Select every line containing the word "image" from the material, and copy those lines.

--- START ---

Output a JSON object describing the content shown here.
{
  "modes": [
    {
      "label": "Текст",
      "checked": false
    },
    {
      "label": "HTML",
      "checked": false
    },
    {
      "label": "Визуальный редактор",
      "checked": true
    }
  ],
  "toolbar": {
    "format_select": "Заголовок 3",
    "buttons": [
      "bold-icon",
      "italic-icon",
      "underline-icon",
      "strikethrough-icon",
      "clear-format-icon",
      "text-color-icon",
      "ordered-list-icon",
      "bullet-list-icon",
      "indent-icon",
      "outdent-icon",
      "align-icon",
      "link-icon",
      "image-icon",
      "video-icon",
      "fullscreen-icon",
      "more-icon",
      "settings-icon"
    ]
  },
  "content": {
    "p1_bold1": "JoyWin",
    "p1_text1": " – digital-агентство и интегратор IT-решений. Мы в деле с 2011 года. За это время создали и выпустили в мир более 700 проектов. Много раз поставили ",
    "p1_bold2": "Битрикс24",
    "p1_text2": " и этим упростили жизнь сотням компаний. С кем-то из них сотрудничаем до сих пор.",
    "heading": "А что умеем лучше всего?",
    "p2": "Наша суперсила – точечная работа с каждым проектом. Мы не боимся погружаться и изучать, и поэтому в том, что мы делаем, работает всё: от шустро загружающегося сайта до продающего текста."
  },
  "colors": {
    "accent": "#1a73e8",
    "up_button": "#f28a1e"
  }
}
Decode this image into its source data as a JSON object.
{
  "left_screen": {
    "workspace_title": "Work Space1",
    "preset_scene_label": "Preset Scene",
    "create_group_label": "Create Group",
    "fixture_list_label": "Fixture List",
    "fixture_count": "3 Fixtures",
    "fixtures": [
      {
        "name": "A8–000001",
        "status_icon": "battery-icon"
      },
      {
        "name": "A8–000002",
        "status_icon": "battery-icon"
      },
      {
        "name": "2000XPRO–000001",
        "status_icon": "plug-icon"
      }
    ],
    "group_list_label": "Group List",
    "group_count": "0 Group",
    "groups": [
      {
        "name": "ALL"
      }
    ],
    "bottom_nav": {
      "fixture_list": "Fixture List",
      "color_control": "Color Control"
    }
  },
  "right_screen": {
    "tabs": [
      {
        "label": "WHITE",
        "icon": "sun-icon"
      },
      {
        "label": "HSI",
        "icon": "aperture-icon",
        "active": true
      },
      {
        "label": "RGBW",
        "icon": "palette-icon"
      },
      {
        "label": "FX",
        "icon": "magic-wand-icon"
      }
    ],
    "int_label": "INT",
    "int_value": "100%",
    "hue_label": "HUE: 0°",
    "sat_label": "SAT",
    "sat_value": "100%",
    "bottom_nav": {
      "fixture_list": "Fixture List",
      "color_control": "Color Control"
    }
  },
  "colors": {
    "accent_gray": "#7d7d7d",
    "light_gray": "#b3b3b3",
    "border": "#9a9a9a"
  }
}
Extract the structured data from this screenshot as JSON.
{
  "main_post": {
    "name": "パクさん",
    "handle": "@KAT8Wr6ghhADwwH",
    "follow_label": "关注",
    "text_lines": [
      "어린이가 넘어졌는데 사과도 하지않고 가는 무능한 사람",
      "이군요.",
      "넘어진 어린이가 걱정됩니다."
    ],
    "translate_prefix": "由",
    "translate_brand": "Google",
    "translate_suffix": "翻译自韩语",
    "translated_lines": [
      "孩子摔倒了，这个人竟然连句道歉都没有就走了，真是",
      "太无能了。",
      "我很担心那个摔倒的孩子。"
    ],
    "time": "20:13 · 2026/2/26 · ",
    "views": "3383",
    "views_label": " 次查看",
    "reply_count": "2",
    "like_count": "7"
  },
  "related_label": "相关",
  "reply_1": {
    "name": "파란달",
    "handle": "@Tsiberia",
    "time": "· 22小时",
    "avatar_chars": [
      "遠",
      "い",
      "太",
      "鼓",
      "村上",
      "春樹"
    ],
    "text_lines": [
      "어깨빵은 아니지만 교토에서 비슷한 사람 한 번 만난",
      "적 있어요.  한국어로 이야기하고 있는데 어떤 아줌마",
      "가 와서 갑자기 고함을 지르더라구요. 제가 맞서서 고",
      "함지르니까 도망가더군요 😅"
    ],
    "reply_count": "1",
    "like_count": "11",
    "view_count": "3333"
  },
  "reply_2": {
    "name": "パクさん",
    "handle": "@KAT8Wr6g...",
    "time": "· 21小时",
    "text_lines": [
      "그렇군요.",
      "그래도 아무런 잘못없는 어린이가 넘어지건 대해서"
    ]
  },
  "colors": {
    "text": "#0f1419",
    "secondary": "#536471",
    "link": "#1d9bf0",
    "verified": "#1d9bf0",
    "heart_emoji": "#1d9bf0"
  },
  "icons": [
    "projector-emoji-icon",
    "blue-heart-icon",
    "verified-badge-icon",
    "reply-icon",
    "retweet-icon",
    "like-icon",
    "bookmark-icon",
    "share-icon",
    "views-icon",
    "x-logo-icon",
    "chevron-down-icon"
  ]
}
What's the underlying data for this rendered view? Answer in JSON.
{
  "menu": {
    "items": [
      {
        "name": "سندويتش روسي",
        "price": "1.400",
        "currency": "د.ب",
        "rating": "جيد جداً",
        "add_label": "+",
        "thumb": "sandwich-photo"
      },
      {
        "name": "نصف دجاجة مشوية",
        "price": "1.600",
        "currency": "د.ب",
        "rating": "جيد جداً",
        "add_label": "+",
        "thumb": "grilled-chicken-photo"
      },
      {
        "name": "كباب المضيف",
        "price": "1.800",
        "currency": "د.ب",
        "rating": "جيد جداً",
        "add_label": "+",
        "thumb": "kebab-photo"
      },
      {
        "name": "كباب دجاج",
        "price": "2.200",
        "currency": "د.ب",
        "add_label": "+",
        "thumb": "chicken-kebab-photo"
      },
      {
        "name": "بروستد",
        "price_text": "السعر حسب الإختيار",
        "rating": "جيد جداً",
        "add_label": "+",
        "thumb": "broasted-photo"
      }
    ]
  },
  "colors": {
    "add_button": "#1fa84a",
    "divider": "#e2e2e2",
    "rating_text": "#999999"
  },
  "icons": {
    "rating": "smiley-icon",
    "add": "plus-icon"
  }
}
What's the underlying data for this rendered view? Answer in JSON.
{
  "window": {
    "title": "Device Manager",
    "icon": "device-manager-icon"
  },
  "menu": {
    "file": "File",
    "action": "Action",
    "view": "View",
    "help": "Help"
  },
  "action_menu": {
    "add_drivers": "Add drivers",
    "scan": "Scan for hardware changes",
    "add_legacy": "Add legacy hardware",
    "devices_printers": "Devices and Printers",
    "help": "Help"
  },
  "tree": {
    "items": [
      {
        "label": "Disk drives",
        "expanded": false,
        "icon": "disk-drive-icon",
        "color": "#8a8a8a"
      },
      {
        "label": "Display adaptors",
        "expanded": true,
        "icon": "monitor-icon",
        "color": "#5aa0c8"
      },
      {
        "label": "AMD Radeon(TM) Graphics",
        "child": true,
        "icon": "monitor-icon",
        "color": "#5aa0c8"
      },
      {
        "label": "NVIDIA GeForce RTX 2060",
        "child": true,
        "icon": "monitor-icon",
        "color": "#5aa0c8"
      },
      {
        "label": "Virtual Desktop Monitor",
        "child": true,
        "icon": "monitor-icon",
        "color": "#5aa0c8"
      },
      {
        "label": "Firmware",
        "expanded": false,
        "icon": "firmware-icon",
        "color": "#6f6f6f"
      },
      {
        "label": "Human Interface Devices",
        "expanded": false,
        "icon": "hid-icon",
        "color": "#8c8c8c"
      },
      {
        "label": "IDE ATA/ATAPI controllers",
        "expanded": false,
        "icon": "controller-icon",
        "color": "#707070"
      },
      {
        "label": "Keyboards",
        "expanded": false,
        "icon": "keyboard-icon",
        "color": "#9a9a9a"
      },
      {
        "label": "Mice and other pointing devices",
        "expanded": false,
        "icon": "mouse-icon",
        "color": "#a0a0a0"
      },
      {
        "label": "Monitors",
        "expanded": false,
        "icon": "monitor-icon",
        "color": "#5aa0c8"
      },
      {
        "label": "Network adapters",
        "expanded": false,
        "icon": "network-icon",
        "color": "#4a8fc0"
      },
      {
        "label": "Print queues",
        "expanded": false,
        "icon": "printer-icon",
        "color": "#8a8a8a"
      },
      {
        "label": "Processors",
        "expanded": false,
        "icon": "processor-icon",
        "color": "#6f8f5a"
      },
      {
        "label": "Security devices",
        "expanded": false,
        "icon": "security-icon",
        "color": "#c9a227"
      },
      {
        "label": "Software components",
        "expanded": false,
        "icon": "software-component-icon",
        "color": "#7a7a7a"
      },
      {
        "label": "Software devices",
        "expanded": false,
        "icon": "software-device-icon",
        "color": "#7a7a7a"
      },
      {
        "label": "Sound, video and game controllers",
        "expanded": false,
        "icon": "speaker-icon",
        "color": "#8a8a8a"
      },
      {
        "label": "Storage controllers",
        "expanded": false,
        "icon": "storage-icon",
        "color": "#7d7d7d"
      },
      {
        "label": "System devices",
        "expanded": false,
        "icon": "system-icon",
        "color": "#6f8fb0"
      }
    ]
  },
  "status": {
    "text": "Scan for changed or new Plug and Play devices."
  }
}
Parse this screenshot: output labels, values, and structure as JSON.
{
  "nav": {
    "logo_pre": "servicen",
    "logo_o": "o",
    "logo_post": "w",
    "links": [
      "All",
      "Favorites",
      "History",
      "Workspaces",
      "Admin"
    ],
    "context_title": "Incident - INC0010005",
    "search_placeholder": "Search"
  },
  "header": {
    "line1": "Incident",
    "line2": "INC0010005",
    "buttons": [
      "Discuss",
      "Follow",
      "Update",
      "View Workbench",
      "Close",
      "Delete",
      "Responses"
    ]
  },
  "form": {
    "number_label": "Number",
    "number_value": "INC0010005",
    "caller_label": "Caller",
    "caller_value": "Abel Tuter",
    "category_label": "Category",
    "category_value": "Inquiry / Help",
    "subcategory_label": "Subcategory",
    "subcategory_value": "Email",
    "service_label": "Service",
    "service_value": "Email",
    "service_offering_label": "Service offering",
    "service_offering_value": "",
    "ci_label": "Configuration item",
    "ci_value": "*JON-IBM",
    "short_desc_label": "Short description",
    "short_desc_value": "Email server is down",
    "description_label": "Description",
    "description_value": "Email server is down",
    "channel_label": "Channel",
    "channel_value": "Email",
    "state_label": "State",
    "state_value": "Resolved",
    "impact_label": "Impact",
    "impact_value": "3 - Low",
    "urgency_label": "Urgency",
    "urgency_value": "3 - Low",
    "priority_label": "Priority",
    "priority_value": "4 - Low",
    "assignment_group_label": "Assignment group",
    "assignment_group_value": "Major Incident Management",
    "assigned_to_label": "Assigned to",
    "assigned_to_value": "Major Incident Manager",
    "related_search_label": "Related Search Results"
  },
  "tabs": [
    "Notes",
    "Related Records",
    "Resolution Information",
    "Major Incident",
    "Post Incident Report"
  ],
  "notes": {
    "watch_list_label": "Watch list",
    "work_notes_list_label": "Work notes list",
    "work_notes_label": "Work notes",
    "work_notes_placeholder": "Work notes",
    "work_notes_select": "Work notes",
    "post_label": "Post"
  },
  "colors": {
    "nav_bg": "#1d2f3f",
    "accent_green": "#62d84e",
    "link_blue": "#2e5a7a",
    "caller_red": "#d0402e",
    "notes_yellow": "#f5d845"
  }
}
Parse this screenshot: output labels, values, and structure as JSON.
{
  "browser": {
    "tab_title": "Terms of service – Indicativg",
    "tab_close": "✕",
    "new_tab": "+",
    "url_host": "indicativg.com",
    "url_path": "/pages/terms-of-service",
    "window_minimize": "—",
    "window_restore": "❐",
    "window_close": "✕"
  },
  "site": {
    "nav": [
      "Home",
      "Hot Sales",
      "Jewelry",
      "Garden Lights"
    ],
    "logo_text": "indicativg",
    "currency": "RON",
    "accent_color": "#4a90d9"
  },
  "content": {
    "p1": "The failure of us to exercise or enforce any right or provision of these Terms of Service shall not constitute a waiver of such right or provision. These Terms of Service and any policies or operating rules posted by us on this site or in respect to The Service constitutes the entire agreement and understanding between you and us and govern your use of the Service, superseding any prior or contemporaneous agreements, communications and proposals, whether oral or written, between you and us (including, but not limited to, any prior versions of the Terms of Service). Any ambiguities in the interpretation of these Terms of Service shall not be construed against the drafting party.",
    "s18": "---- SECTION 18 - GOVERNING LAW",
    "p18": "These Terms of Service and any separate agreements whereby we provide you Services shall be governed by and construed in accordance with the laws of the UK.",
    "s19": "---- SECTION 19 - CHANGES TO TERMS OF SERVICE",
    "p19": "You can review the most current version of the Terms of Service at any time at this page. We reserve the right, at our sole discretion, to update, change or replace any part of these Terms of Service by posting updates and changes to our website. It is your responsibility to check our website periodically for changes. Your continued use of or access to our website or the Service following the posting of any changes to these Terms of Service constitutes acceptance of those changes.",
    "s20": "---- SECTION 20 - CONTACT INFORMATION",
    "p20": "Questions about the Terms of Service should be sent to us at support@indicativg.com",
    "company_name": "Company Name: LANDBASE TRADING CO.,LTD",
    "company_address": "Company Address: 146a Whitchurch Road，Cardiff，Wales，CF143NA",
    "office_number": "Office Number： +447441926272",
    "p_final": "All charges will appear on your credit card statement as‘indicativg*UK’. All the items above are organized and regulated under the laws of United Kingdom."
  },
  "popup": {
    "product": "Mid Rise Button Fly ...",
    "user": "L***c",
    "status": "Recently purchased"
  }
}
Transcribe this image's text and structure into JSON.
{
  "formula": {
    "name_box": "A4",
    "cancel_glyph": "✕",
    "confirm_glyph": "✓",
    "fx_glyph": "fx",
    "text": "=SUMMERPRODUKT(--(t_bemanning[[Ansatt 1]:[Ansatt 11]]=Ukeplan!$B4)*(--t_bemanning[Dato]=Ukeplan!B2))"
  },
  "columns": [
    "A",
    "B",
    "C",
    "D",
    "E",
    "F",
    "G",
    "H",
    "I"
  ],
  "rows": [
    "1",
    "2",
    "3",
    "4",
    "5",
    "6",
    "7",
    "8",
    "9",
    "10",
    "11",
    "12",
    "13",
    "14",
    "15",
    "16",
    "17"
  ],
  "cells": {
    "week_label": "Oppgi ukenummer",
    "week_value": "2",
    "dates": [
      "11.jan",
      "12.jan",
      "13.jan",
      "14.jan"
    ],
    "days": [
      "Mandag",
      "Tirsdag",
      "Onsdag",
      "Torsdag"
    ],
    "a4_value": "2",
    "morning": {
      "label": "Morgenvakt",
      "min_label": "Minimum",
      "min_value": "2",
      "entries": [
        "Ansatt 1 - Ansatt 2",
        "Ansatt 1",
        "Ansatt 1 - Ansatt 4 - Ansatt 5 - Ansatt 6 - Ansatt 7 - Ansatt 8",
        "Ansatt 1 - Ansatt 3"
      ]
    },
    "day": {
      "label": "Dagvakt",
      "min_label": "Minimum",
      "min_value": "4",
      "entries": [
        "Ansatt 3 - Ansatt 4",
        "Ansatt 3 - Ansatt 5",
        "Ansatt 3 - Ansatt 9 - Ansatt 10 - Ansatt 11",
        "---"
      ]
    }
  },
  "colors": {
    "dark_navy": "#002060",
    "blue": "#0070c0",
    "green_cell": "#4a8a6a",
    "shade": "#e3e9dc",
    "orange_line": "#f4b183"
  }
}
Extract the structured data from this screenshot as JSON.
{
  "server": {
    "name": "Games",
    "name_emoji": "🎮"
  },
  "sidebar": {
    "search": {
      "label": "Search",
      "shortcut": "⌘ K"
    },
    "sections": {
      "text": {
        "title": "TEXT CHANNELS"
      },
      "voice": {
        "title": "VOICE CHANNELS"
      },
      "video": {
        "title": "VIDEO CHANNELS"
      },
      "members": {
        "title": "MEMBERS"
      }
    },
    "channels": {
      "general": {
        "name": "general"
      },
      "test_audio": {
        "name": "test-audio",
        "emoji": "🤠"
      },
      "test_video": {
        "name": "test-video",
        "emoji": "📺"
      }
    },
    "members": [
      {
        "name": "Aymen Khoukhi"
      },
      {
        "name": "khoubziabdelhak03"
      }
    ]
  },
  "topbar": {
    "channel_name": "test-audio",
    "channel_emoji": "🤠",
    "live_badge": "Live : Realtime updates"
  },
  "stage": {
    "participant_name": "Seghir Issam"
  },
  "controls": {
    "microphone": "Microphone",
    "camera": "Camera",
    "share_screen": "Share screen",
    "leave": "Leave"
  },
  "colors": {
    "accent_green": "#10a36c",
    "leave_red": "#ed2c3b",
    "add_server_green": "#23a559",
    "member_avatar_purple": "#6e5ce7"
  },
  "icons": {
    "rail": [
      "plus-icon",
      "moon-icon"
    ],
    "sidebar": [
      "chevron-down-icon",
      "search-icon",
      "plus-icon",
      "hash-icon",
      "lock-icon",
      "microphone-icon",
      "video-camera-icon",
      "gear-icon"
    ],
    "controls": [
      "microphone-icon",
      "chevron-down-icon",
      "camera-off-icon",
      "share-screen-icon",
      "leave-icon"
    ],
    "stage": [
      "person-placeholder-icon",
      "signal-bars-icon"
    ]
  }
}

--- END ---

- TASK ANSWER
      "image-icon",
Decode this image into its source data as a JSON object.
Transcribe this image's text and structure into JSON.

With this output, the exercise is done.